**Direction:**
Reproduce each line of the listing exactly.

[Recorded data]
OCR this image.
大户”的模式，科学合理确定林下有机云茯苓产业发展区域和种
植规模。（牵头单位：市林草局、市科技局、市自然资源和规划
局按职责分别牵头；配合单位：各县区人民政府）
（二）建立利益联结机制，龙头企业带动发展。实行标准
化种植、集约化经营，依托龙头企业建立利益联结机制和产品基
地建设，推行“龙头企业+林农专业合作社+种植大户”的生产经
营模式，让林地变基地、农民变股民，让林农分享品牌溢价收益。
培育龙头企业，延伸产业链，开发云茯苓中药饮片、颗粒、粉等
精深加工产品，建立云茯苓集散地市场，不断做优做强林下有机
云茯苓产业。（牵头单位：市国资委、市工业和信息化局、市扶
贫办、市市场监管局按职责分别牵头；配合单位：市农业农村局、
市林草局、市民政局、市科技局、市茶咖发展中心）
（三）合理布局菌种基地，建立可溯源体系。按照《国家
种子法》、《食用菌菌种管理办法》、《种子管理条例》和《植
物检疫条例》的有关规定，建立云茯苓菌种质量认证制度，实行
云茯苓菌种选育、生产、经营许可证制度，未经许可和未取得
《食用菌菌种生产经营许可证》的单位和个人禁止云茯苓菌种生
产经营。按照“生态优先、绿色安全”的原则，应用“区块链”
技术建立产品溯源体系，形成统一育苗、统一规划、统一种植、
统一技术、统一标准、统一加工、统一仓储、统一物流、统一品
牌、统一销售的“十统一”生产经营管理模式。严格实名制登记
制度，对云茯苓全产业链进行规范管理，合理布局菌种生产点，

**Worked solution:**
OCR this image.
大户”的模式，科学合理确定林下有机云茯苓产业发展区域和种
植规模。（牵头单位：市林草局、市科技局、市自然资源和规划
局按职责分别牵头；配合单位：各县区人民政府）
（二）建立利益联结机制，龙头企业带动发展。实行标准
化种植、集约化经营，依托龙头企业建立利益联结机制和产品基
地建设，推行“龙头企业+林农专业合作社+种植大户”的生产经
营模式，让林地变基地、农民变股民，让林农分享品牌溢价收益。
培育龙头企业，延伸产业链，开发云茯苓中药饮片、颗粒、粉等
精深加工产品，建立云茯苓集散地市场，不断做优做强林下有机
云茯苓产业。（牵头单位：市国资委、市工业和信息化局、市扶
贫办、市市场监管局按职责分别牵头；配合单位：市农业农村局、
市林草局、市民政局、市科技局、市茶咖发展中心）
（三）合理布局菌种基地，建立可溯源体系。按照《国家
种子法》、《食用菌菌种管理办法》、《种子管理条例》和《植
物检疫条例》的有关规定，建立云茯苓菌种质量认证制度，实行
云茯苓菌种选育、生产、经营许可证制度，未经许可和未取得
《食用菌菌种生产经营许可证》的单位和个人禁止云茯苓菌种生
产经营。按照“生态优先、绿色安全”的原则，应用“区块链”
技术建立产品溯源体系，形成统一育苗、统一规划、统一种植、
统一技术、统一标准、统一加工、统一仓储、统一物流、统一品
牌、统一销售的“十统一”生产经营管理模式。严格实名制登记
制度，对云茯苓全产业链进行规范管理，合理布局菌种生产点，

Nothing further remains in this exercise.